Your objective:
Output every entry exactly, from the first line to the last.

Raw records:
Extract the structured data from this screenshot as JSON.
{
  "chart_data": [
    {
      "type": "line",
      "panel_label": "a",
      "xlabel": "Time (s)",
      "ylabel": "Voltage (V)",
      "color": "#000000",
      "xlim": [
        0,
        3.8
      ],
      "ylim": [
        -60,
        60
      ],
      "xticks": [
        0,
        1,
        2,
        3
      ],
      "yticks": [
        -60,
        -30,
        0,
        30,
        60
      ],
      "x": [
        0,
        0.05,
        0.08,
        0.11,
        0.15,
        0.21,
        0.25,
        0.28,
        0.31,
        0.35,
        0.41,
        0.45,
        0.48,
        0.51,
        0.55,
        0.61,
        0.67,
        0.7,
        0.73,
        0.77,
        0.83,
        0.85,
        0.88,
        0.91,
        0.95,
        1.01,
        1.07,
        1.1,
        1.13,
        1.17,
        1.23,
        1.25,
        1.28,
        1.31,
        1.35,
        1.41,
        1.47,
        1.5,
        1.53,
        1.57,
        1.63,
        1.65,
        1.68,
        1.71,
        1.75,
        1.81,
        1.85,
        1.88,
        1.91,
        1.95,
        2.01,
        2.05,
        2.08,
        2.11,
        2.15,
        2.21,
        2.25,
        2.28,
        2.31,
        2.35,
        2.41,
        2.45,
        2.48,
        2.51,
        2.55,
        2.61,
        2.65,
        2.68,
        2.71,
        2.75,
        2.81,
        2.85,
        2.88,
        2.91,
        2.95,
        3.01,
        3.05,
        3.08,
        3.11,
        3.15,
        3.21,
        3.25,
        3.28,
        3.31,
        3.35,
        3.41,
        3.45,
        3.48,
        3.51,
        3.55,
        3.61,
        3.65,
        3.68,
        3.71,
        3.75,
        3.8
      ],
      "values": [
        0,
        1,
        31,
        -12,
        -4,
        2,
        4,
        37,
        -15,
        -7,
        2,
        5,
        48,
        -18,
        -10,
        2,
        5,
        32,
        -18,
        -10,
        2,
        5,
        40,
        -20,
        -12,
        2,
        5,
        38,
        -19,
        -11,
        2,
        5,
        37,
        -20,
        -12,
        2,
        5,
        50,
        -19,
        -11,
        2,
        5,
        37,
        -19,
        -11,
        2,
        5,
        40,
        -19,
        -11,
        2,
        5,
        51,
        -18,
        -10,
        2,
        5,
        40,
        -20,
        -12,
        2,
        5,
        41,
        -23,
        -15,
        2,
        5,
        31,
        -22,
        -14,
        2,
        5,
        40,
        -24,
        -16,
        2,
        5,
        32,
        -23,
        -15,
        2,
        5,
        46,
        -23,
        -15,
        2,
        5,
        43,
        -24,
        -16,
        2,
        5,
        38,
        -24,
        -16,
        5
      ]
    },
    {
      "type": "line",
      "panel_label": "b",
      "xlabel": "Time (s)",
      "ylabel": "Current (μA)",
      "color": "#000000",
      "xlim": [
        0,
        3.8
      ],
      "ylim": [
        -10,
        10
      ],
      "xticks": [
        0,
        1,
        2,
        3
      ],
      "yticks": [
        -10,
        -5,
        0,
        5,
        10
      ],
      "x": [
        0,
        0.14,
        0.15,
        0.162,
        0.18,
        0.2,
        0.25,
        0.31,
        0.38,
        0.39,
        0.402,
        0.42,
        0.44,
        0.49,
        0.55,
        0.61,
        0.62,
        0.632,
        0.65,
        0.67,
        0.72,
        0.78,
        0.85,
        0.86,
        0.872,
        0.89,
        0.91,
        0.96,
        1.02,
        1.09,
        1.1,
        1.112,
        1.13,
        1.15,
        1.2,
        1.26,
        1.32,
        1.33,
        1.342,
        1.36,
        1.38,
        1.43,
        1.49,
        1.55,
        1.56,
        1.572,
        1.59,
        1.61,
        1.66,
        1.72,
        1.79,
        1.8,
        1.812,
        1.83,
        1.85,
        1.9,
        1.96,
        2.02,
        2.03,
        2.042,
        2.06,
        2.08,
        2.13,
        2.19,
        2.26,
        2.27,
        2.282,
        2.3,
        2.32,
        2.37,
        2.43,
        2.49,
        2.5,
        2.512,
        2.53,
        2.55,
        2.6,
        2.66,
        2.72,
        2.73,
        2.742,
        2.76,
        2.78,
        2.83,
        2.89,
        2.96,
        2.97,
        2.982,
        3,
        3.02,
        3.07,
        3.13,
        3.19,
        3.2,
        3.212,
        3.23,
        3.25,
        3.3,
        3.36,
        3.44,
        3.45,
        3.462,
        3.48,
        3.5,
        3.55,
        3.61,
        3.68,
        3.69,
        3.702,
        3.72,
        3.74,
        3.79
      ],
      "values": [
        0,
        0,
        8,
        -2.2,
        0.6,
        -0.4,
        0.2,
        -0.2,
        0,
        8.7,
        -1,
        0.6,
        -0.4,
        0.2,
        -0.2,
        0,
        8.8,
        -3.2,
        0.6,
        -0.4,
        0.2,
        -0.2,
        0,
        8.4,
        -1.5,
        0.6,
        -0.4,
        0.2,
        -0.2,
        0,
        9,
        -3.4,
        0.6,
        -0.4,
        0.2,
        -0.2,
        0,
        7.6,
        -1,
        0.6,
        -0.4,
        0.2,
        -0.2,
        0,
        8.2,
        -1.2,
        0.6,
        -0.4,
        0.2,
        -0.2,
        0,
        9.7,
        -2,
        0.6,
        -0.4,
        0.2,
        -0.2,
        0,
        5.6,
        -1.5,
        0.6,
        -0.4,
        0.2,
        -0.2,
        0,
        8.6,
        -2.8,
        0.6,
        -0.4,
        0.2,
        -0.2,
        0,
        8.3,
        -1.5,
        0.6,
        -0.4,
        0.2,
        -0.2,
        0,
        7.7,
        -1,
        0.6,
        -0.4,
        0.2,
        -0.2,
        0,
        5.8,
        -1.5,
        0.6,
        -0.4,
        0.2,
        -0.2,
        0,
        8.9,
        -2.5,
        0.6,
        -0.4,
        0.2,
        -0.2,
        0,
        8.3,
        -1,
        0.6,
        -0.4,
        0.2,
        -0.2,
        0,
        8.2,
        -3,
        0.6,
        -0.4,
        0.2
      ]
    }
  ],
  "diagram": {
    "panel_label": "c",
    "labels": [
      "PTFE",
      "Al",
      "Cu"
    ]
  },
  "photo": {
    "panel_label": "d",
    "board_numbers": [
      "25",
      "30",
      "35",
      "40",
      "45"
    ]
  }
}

The reply:
Extract the structured data from this screenshot as JSON.
{
  "chart_data": [
    {
      "type": "line",
      "panel_label": "a",
      "xlabel": "Time (s)",
      "ylabel": "Voltage (V)",
      "color": "#000000",
      "xlim": [
        0,
        3.8
      ],
      "ylim": [
        -60,
        60
      ],
      "xticks": [
        0,
        1,
        2,
        3
      ],
      "yticks": [
        -60,
        -30,
        0,
        30,
        60
      ],
      "x": [
        0,
        0.05,
        0.08,
        0.11,
        0.15,
        0.21,
        0.25,
        0.28,
        0.31,
        0.35,
        0.41,
        0.45,
        0.48,
        0.51,
        0.55,
        0.61,
        0.67,
        0.7,
        0.73,
        0.77,
        0.83,
        0.85,
        0.88,
        0.91,
        0.95,
        1.01,
        1.07,
        1.1,
        1.13,
        1.17,
        1.23,
        1.25,
        1.28,
        1.31,
        1.35,
        1.41,
        1.47,
        1.5,
        1.53,
        1.57,
        1.63,
        1.65,
        1.68,
        1.71,
        1.75,
        1.81,
        1.85,
        1.88,
        1.91,
        1.95,
        2.01,
        2.05,
        2.08,
        2.11,
        2.15,
        2.21,
        2.25,
        2.28,
        2.31,
        2.35,
        2.41,
        2.45,
        2.48,
        2.51,
        2.55,
        2.61,
        2.65,
        2.68,
        2.71,
        2.75,
        2.81,
        2.85,
        2.88,
        2.91,
        2.95,
        3.01,
        3.05,
        3.08,
        3.11,
        3.15,
        3.21,
        3.25,
        3.28,
        3.31,
        3.35,
        3.41,
        3.45,
        3.48,
        3.51,
        3.55,
        3.61,
        3.65,
        3.68,
        3.71,
        3.75,
        3.8
      ],
      "values": [
        0,
        1,
        31,
        -12,
        -4,
        2,
        4,
        37,
        -15,
        -7,
        2,
        5,
        48,
        -18,
        -10,
        2,
        5,
        32,
        -18,
        -10,
        2,
        5,
        40,
        -20,
        -12,
        2,
        5,
        38,
        -19,
        -11,
        2,
        5,
        37,
        -20,
        -12,
        2,
        5,
        50,
        -19,
        -11,
        2,
        5,
        37,
        -19,
        -11,
        2,
        5,
        40,
        -19,
        -11,
        2,
        5,
        51,
        -18,
        -10,
        2,
        5,
        40,
        -20,
        -12,
        2,
        5,
        41,
        -23,
        -15,
        2,
        5,
        31,
        -22,
        -14,
        2,
        5,
        40,
        -24,
        -16,
        2,
        5,
        32,
        -23,
        -15,
        2,
        5,
        46,
        -23,
        -15,
        2,
        5,
        43,
        -24,
        -16,
        2,
        5,
        38,
        -24,
        -16,
        5
      ]
    },
    {
      "type": "line",
      "panel_label": "b",
      "xlabel": "Time (s)",
      "ylabel": "Current (μA)",
      "color": "#000000",
      "xlim": [
        0,
        3.8
      ],
      "ylim": [
        -10,
        10
      ],
      "xticks": [
        0,
        1,
        2,
        3
      ],
      "yticks": [
        -10,
        -5,
        0,
        5,
        10
      ],
      "x": [
        0,
        0.14,
        0.15,
        0.162,
        0.18,
        0.2,
        0.25,
        0.31,
        0.38,
        0.39,
        0.402,
        0.42,
        0.44,
        0.49,
        0.55,
        0.61,
        0.62,
        0.632,
        0.65,
        0.67,
        0.72,
        0.78,
        0.85,
        0.86,
        0.872,
        0.89,
        0.91,
        0.96,
        1.02,
        1.09,
        1.1,
        1.112,
        1.13,
        1.15,
        1.2,
        1.26,
        1.32,
        1.33,
        1.342,
        1.36,
        1.38,
        1.43,
        1.49,
        1.55,
        1.56,
        1.572,
        1.59,
        1.61,
        1.66,
        1.72,
        1.79,
        1.8,
        1.812,
        1.83,
        1.85,
        1.9,
        1.96,
        2.02,
        2.03,
        2.042,
        2.06,
        2.08,
        2.13,
        2.19,
        2.26,
        2.27,
        2.282,
        2.3,
        2.32,
        2.37,
        2.43,
        2.49,
        2.5,
        2.512,
        2.53,
        2.55,
        2.6,
        2.66,
        2.72,
        2.73,
        2.742,
        2.76,
        2.78,
        2.83,
        2.89,
        2.96,
        2.97,
        2.982,
        3,
        3.02,
        3.07,
        3.13,
        3.19,
        3.2,
        3.212,
        3.23,
        3.25,
        3.3,
        3.36,
        3.44,
        3.45,
        3.462,
        3.48,
        3.5,
        3.55,
        3.61,
        3.68,
        3.69,
        3.702,
        3.72,
        3.74,
        3.79
      ],
      "values": [
        0,
        0,
        8,
        -2.2,
        0.6,
        -0.4,
        0.2,
        -0.2,
        0,
        8.7,
        -1,
        0.6,
        -0.4,
        0.2,
        -0.2,
        0,
        8.8,
        -3.2,
        0.6,
        -0.4,
        0.2,
        -0.2,
        0,
        8.4,
        -1.5,
        0.6,
        -0.4,
        0.2,
        -0.2,
        0,
        9,
        -3.4,
        0.6,
        -0.4,
        0.2,
        -0.2,
        0,
        7.6,
        -1,
        0.6,
        -0.4,
        0.2,
        -0.2,
        0,
        8.2,
        -1.2,
        0.6,
        -0.4,
        0.2,
        -0.2,
        0,
        9.7,
        -2,
        0.6,
        -0.4,
        0.2,
        -0.2,
        0,
        5.6,
        -1.5,
        0.6,
        -0.4,
        0.2,
        -0.2,
        0,
        8.6,
        -2.8,
        0.6,
        -0.4,
        0.2,
        -0.2,
        0,
        8.3,
        -1.5,
        0.6,
        -0.4,
        0.2,
        -0.2,
        0,
        7.7,
        -1,
        0.6,
        -0.4,
        0.2,
        -0.2,
        0,
        5.8,
        -1.5,
        0.6,
        -0.4,
        0.2,
        -0.2,
        0,
        8.9,
        -2.5,
        0.6,
        -0.4,
        0.2,
        -0.2,
        0,
        8.3,
        -1,
        0.6,
        -0.4,
        0.2,
        -0.2,
        0,
        8.2,
        -3,
        0.6,
        -0.4,
        0.2
      ]
    }
  ],
  "diagram": {
    "panel_label": "c",
    "labels": [
      "PTFE",
      "Al",
      "Cu"
    ]
  },
  "photo": {
    "panel_label": "d",
    "board_numbers": [
      "25",
      "30",
      "35",
      "40",
      "45"
    ]
  }
}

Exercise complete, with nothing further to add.